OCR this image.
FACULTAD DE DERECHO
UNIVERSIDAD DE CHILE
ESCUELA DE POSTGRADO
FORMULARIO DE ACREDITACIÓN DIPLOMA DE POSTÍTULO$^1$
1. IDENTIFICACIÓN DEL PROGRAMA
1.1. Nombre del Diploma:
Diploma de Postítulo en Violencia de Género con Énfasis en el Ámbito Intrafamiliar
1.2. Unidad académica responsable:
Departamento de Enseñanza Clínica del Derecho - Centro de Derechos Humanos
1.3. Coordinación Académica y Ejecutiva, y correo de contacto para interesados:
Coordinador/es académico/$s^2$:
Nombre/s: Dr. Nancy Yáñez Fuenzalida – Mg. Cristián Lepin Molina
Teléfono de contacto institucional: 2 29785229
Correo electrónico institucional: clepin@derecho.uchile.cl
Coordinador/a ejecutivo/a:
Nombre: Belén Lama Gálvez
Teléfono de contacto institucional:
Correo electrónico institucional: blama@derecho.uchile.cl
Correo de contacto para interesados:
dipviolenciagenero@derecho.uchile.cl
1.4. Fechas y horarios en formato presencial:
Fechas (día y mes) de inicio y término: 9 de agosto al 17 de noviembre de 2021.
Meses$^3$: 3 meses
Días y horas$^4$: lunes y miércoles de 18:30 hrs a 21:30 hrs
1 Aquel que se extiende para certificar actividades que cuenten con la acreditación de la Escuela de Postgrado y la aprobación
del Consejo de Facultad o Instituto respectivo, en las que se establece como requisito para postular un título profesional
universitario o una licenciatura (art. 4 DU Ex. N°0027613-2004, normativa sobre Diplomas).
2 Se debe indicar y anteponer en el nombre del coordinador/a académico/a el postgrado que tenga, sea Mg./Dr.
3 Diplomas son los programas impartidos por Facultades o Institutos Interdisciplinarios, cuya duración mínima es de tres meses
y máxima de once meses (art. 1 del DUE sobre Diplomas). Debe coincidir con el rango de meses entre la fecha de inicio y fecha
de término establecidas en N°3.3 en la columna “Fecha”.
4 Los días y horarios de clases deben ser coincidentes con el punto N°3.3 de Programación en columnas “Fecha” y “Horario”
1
--
Instruction
Transcribe the material exactly as it reads.

Problem solution
OCR this image.
FACULTAD DE DERECHO
UNIVERSIDAD DE CHILE
ESCUELA DE POSTGRADO
FORMULARIO DE ACREDITACIÓN DIPLOMA DE POSTÍTULO$^1$
1. IDENTIFICACIÓN DEL PROGRAMA
1.1. Nombre del Diploma:
Diploma de Postítulo en Violencia de Género con Énfasis en el Ámbito Intrafamiliar
1.2. Unidad académica responsable:
Departamento de Enseñanza Clínica del Derecho - Centro de Derechos Humanos
1.3. Coordinación Académica y Ejecutiva, y correo de contacto para interesados:
Coordinador/es académico/$s^2$:
Nombre/s: Dr. Nancy Yáñez Fuenzalida – Mg. Cristián Lepin Molina
Teléfono de contacto institucional: 2 29785229
Correo electrónico institucional: clepin@derecho.uchile.cl
Coordinador/a ejecutivo/a:
Nombre: Belén Lama Gálvez
Teléfono de contacto institucional:
Correo electrónico institucional: blama@derecho.uchile.cl
Correo de contacto para interesados:
dipviolenciagenero@derecho.uchile.cl
1.4. Fechas y horarios en formato presencial:
Fechas (día y mes) de inicio y término: 9 de agosto al 17 de noviembre de 2021.
Meses$^3$: 3 meses
Días y horas$^4$: lunes y miércoles de 18:30 hrs a 21:30 hrs
1 Aquel que se extiende para certificar actividades que cuenten con la acreditación de la Escuela de Postgrado y la aprobación
del Consejo de Facultad o Instituto respectivo, en las que se establece como requisito para postular un título profesional
universitario o una licenciatura (art. 4 DU Ex. N°0027613-2004, normativa sobre Diplomas).
2 Se debe indicar y anteponer en el nombre del coordinador/a académico/a el postgrado que tenga, sea Mg./Dr.
3 Diplomas son los programas impartidos por Facultades o Institutos Interdisciplinarios, cuya duración mínima es de tres meses
y máxima de once meses (art. 1 del DUE sobre Diplomas). Debe coincidir con el rango de meses entre la fecha de inicio y fecha
de término establecidas en N°3.3 en la columna “Fecha”.
4 Los días y horarios de clases deben ser coincidentes con el punto N°3.3 de Programación en columnas “Fecha” y “Horario”
1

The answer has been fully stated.